Material for the task:
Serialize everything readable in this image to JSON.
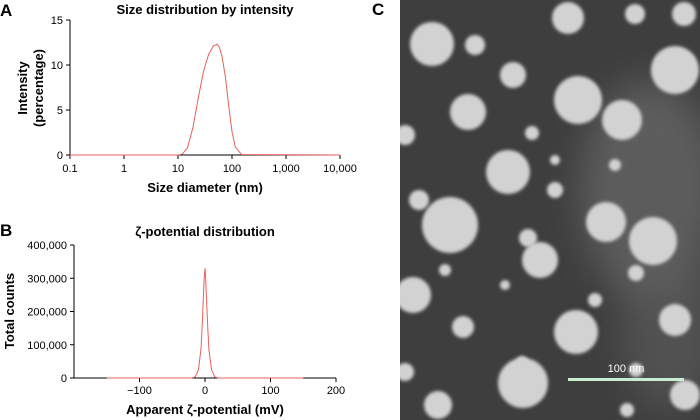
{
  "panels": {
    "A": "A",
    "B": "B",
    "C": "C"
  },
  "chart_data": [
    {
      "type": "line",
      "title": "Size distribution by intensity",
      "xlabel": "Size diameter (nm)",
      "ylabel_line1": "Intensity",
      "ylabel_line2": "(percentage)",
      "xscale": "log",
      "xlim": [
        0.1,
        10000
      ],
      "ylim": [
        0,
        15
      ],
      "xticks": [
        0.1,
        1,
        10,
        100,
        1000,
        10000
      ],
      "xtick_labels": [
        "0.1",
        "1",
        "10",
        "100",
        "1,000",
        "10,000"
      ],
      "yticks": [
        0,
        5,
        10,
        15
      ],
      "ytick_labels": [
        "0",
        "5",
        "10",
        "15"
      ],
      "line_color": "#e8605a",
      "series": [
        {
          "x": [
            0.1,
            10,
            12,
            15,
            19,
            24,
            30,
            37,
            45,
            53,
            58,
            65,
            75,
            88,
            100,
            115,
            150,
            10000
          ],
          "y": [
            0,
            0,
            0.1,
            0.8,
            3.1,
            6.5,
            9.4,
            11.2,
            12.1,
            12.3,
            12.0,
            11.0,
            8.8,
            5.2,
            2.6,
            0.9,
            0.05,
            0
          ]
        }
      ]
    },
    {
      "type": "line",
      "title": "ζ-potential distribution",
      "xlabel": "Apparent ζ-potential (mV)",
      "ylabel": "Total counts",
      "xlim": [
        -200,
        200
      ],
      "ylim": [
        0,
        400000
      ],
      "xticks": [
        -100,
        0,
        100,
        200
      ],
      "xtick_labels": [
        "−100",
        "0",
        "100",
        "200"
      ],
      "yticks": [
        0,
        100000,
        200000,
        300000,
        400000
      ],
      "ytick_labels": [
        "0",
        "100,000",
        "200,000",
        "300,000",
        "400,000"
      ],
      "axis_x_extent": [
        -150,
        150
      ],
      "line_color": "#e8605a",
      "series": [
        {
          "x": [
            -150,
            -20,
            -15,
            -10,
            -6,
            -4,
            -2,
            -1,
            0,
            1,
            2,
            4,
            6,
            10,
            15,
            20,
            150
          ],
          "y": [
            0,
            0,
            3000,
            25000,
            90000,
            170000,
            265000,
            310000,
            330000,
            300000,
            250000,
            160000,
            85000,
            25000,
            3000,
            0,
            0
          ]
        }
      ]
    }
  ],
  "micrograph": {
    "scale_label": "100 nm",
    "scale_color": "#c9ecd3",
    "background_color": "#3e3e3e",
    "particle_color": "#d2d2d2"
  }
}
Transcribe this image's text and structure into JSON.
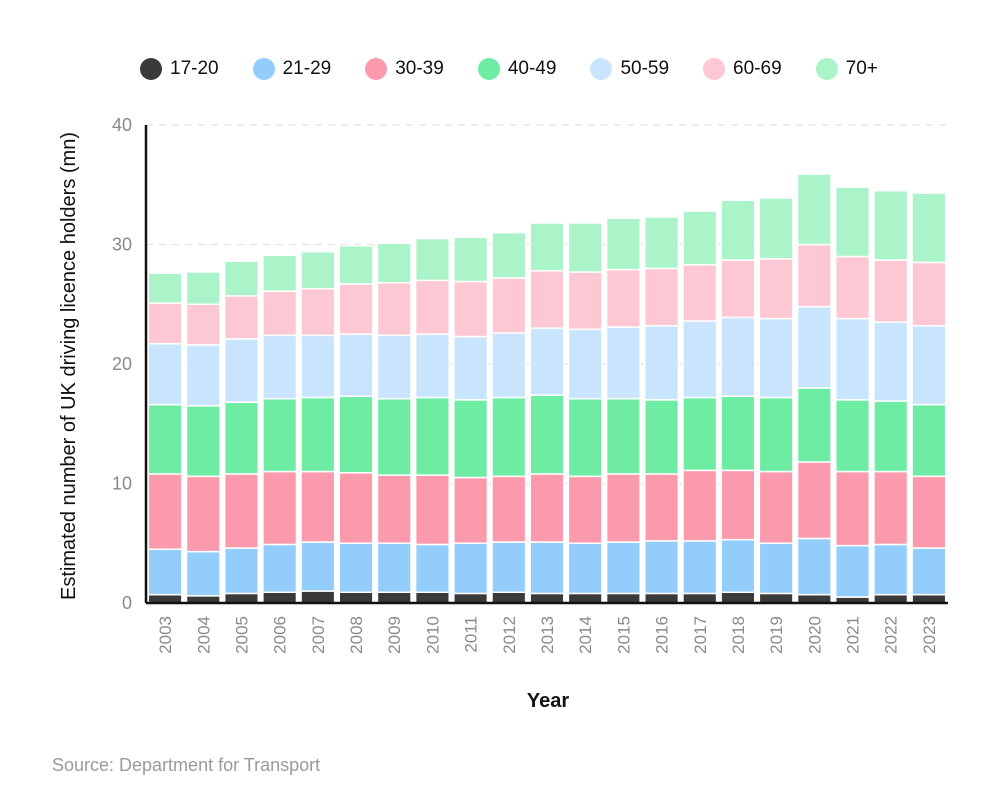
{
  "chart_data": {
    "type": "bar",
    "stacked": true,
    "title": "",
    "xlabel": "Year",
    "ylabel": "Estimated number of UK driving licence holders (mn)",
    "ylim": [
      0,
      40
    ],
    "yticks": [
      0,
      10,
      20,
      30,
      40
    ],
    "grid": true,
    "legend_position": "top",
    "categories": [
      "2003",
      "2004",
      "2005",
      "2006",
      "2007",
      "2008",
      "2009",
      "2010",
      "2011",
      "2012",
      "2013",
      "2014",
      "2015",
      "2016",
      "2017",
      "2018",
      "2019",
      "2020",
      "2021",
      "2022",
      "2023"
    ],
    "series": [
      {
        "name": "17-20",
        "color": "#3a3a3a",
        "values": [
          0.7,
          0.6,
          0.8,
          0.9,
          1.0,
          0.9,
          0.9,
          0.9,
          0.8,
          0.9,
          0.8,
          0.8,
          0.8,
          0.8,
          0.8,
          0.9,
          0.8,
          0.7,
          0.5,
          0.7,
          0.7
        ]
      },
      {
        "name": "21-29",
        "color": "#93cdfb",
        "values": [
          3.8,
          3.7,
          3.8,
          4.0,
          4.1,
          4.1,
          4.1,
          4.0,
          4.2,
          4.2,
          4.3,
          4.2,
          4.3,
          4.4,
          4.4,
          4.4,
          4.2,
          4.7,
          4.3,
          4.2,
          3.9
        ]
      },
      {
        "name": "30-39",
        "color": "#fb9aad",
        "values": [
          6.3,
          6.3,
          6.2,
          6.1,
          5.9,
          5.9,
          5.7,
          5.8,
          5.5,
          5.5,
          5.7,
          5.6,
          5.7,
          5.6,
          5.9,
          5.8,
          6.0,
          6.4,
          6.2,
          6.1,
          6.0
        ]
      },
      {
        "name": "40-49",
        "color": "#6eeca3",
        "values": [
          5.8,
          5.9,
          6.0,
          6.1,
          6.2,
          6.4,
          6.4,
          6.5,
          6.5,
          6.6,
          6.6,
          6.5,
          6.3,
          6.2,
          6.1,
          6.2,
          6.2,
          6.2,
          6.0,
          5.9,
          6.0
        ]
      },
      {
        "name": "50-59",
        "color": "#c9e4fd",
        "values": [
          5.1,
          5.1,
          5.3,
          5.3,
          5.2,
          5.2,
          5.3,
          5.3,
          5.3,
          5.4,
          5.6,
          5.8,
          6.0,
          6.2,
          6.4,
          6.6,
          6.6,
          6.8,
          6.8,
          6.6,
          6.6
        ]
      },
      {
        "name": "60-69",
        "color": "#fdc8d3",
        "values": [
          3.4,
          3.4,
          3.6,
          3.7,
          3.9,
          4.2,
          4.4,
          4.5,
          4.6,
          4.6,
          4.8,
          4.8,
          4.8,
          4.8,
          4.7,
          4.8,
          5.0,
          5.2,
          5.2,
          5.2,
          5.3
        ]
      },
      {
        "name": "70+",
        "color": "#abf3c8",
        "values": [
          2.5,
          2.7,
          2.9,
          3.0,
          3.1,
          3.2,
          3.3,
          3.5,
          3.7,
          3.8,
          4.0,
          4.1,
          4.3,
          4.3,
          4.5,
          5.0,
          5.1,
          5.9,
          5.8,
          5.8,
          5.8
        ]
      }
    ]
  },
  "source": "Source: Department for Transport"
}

The task:
Omit the pictures and output all of the other material exactly.

Solution to this problem:
Serialize everything readable in this image to JSON.
{
  "panels": {
    "A": "A",
    "B": "B",
    "C": "C"
  },
  "chart_data": [
    {
      "type": "line",
      "title": "Size distribution by intensity",
      "xlabel": "Size diameter (nm)",
      "ylabel_line1": "Intensity",
      "ylabel_line2": "(percentage)",
      "xscale": "log",
      "xlim": [
        0.1,
        10000
      ],
      "ylim": [
        0,
        15
      ],
      "xticks": [
        0.1,
        1,
        10,
        100,
        1000,
        10000
      ],
      "xtick_labels": [
        "0.1",
        "1",
        "10",
        "100",
        "1,000",
        "10,000"
      ],
      "yticks": [
        0,
        5,
        10,
        15
      ],
      "ytick_labels": [
        "0",
        "5",
        "10",
        "15"
      ],
      "line_color": "#e8605a",
      "series": [
        {
          "x": [
            0.1,
            10,
            12,
            15,
            19,
            24,
            30,
            37,
            45,
            53,
            58,
            65,
            75,
            88,
            100,
            115,
            150,
            10000
          ],
          "y": [
            0,
            0,
            0.1,
            0.8,
            3.1,
            6.5,
            9.4,
            11.2,
            12.1,
            12.3,
            12.0,
            11.0,
            8.8,
            5.2,
            2.6,
            0.9,
            0.05,
            0
          ]
        }
      ]
    },
    {
      "type": "line",
      "title": "ζ-potential distribution",
      "xlabel": "Apparent ζ-potential (mV)",
      "ylabel": "Total counts",
      "xlim": [
        -200,
        200
      ],
      "ylim": [
        0,
        400000
      ],
      "xticks": [
        -100,
        0,
        100,
        200
      ],
      "xtick_labels": [
        "−100",
        "0",
        "100",
        "200"
      ],
      "yticks": [
        0,
        100000,
        200000,
        300000,
        400000
      ],
      "ytick_labels": [
        "0",
        "100,000",
        "200,000",
        "300,000",
        "400,000"
      ],
      "axis_x_extent": [
        -150,
        150
      ],
      "line_color": "#e8605a",
      "series": [
        {
          "x": [
            -150,
            -20,
            -15,
            -10,
            -6,
            -4,
            -2,
            -1,
            0,
            1,
            2,
            4,
            6,
            10,
            15,
            20,
            150
          ],
          "y": [
            0,
            0,
            3000,
            25000,
            90000,
            170000,
            265000,
            310000,
            330000,
            300000,
            250000,
            160000,
            85000,
            25000,
            3000,
            0,
            0
          ]
        }
      ]
    }
  ],
  "micrograph": {
    "scale_label": "100 nm",
    "scale_color": "#c9ecd3",
    "background_color": "#3e3e3e",
    "particle_color": "#d2d2d2"
  }
}
Transcribe this image's text and structure into JSON.
{
  "chart_data": {
    "type": "bar",
    "stacked": true,
    "title": "",
    "xlabel": "Year",
    "ylabel": "Estimated number of UK driving licence holders (mn)",
    "ylim": [
      0,
      40
    ],
    "yticks": [
      0,
      10,
      20,
      30,
      40
    ],
    "grid": true,
    "legend_position": "top",
    "categories": [
      "2003",
      "2004",
      "2005",
      "2006",
      "2007",
      "2008",
      "2009",
      "2010",
      "2011",
      "2012",
      "2013",
      "2014",
      "2015",
      "2016",
      "2017",
      "2018",
      "2019",
      "2020",
      "2021",
      "2022",
      "2023"
    ],
    "series": [
      {
        "name": "17-20",
        "color": "#3a3a3a",
        "values": [
          0.7,
          0.6,
          0.8,
          0.9,
          1.0,
          0.9,
          0.9,
          0.9,
          0.8,
          0.9,
          0.8,
          0.8,
          0.8,
          0.8,
          0.8,
          0.9,
          0.8,
          0.7,
          0.5,
          0.7,
          0.7
        ]
      },
      {
        "name": "21-29",
        "color": "#93cdfb",
        "values": [
          3.8,
          3.7,
          3.8,
          4.0,
          4.1,
          4.1,
          4.1,
          4.0,
          4.2,
          4.2,
          4.3,
          4.2,
          4.3,
          4.4,
          4.4,
          4.4,
          4.2,
          4.7,
          4.3,
          4.2,
          3.9
        ]
      },
      {
        "name": "30-39",
        "color": "#fb9aad",
        "values": [
          6.3,
          6.3,
          6.2,
          6.1,
          5.9,
          5.9,
          5.7,
          5.8,
          5.5,
          5.5,
          5.7,
          5.6,
          5.7,
          5.6,
          5.9,
          5.8,
          6.0,
          6.4,
          6.2,
          6.1,
          6.0
        ]
      },
      {
        "name": "40-49",
        "color": "#6eeca3",
        "values": [
          5.8,
          5.9,
          6.0,
          6.1,
          6.2,
          6.4,
          6.4,
          6.5,
          6.5,
          6.6,
          6.6,
          6.5,
          6.3,
          6.2,
          6.1,
          6.2,
          6.2,
          6.2,
          6.0,
          5.9,
          6.0
        ]
      },
      {
        "name": "50-59",
        "color": "#c9e4fd",
        "values": [
          5.1,
          5.1,
          5.3,
          5.3,
          5.2,
          5.2,
          5.3,
          5.3,
          5.3,
          5.4,
          5.6,
          5.8,
          6.0,
          6.2,
          6.4,
          6.6,
          6.6,
          6.8,
          6.8,
          6.6,
          6.6
        ]
      },
      {
        "name": "60-69",
        "color": "#fdc8d3",
        "values": [
          3.4,
          3.4,
          3.6,
          3.7,
          3.9,
          4.2,
          4.4,
          4.5,
          4.6,
          4.6,
          4.8,
          4.8,
          4.8,
          4.8,
          4.7,
          4.8,
          5.0,
          5.2,
          5.2,
          5.2,
          5.3
        ]
      },
      {
        "name": "70+",
        "color": "#abf3c8",
        "values": [
          2.5,
          2.7,
          2.9,
          3.0,
          3.1,
          3.2,
          3.3,
          3.5,
          3.7,
          3.8,
          4.0,
          4.1,
          4.3,
          4.3,
          4.5,
          5.0,
          5.1,
          5.9,
          5.8,
          5.8,
          5.8
        ]
      }
    ]
  },
  "source": "Source: Department for Transport"
}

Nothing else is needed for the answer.